--- begin Records supplied ---

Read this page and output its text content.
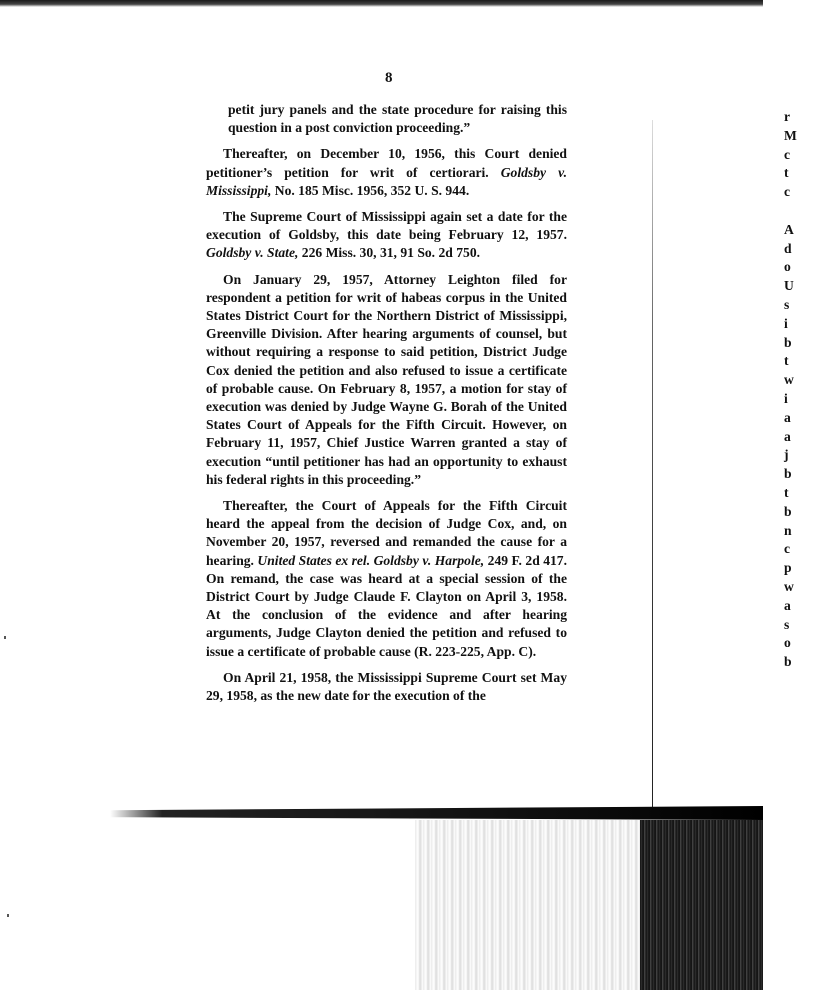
8

petit jury panels and the state procedure for raising this question in a post conviction proceeding.”

Thereafter, on December 10, 1956, this Court denied petitioner’s petition for writ of certiorari. Goldsby v. Mississippi, No. 185 Misc. 1956, 352 U. S. 944.

The Supreme Court of Mississippi again set a date for the execution of Goldsby, this date being February 12, 1957. Goldsby v. State, 226 Miss. 30, 31, 91 So. 2d 750.

On January 29, 1957, Attorney Leighton filed for respondent a petition for writ of habeas corpus in the United States District Court for the Northern District of Mississippi, Greenville Division. After hearing arguments of counsel, but without requiring a response to said petition, District Judge Cox denied the petition and also refused to issue a certificate of probable cause. On February 8, 1957, a motion for stay of execution was denied by Judge Wayne G. Borah of the United States Court of Appeals for the Fifth Circuit. However, on February 11, 1957, Chief Justice Warren granted a stay of execution “until petitioner has had an opportunity to exhaust his federal rights in this proceeding.”

Thereafter, the Court of Appeals for the Fifth Circuit heard the appeal from the decision of Judge Cox, and, on November 20, 1957, reversed and remanded the cause for a hearing. United States ex rel. Goldsby v. Harpole, 249 F. 2d 417. On remand, the case was heard at a special session of the District Court by Judge Claude F. Clayton on April 3, 1958. At the conclusion of the evidence and after hearing arguments, Judge Clayton denied the petition and refused to issue a certificate of probable cause (R. 223-225, App. C).

On April 21, 1958, the Mississippi Supreme Court set May 29, 1958, as the new date for the execution of the

r
M
c
t
c
A
d
o
U
s
i
b
t
w
i
a
a
j
b
t
b
n
c
p
w
a
s
o
b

--- end Records supplied ---

Identify the lines in the entries that hold "date" and return each one.

**Exercise response**:
The Supreme Court of Mississippi again set a date for the execution of Goldsby, this date being February 12, 1957. Goldsby v. State, 226 Miss. 30, 31, 91 So. 2d 750.
On April 21, 1958, the Mississippi Supreme Court set May 29, 1958, as the new date for the execution of the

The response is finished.